Raw records:

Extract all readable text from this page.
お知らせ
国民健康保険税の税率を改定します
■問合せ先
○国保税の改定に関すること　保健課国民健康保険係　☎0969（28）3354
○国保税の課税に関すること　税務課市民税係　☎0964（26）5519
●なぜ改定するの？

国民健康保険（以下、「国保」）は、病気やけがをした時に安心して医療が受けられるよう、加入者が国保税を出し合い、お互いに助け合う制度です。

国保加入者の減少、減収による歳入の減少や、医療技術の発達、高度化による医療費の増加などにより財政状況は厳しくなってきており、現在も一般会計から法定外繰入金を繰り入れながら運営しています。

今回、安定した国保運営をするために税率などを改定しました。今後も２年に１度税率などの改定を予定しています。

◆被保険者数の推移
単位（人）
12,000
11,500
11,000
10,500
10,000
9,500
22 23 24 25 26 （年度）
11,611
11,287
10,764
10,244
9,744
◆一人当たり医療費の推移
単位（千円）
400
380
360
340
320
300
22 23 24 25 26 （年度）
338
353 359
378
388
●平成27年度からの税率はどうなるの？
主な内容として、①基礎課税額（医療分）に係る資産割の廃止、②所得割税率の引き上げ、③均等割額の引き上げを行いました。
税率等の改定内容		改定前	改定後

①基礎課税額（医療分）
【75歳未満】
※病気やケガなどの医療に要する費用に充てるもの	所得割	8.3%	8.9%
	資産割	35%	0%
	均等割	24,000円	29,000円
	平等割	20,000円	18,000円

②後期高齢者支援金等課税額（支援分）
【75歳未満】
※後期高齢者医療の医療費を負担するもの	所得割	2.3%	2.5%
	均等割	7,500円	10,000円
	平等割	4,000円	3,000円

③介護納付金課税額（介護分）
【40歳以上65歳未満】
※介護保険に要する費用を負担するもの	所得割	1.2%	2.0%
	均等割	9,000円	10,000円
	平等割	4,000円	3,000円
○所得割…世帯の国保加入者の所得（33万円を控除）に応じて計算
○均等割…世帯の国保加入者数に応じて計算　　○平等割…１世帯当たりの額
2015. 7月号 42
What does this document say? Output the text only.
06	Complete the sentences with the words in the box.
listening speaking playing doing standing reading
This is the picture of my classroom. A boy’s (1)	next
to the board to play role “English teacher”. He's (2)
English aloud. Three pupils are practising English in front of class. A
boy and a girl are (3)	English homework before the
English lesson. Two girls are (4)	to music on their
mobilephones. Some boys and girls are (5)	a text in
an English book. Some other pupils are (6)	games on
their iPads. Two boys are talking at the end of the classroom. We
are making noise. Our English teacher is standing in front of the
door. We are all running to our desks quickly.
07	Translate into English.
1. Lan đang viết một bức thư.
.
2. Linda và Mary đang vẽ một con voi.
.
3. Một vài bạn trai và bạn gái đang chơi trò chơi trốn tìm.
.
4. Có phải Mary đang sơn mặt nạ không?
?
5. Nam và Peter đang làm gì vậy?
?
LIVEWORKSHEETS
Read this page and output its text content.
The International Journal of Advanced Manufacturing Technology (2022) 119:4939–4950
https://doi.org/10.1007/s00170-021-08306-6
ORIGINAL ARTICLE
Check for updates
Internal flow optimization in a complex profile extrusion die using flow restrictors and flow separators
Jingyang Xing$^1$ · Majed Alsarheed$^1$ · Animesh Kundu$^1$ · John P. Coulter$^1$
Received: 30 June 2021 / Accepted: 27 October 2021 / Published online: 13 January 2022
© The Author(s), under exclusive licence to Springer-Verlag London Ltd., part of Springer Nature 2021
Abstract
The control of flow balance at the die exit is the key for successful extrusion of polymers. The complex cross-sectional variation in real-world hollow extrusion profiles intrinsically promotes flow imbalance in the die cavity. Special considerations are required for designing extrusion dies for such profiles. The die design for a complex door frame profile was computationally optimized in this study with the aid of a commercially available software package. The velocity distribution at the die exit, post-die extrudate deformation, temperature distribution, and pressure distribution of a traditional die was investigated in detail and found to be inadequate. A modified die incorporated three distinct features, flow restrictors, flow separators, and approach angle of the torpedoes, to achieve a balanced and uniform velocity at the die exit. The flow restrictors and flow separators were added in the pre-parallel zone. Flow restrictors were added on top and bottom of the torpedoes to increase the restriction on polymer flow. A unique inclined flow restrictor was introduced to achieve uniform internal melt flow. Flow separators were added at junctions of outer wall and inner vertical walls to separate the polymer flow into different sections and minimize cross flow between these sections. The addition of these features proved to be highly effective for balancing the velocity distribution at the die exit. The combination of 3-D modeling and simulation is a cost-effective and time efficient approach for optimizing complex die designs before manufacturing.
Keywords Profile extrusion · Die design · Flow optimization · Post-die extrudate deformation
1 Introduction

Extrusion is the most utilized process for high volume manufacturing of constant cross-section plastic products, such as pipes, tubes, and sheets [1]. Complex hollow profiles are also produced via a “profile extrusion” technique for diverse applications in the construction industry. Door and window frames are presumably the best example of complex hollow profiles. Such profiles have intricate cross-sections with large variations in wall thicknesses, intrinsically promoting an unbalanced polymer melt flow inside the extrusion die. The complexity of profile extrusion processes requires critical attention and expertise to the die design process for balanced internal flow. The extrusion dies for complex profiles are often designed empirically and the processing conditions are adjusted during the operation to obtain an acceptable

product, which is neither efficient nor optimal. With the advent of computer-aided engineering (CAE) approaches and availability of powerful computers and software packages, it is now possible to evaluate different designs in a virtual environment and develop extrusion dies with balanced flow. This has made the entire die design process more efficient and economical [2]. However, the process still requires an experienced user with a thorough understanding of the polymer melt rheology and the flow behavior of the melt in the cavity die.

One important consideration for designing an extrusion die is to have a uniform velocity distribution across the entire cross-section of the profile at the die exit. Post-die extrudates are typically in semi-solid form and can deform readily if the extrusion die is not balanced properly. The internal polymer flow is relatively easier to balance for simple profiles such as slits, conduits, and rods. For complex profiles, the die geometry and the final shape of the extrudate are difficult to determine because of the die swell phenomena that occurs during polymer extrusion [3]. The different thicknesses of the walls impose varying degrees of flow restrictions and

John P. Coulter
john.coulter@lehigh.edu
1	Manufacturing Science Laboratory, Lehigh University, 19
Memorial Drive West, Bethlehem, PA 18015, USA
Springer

### Exercise prompt:
Count the lines in the records above that contain the word "entire", and reply with only that number.

### Solution for this exercise:
2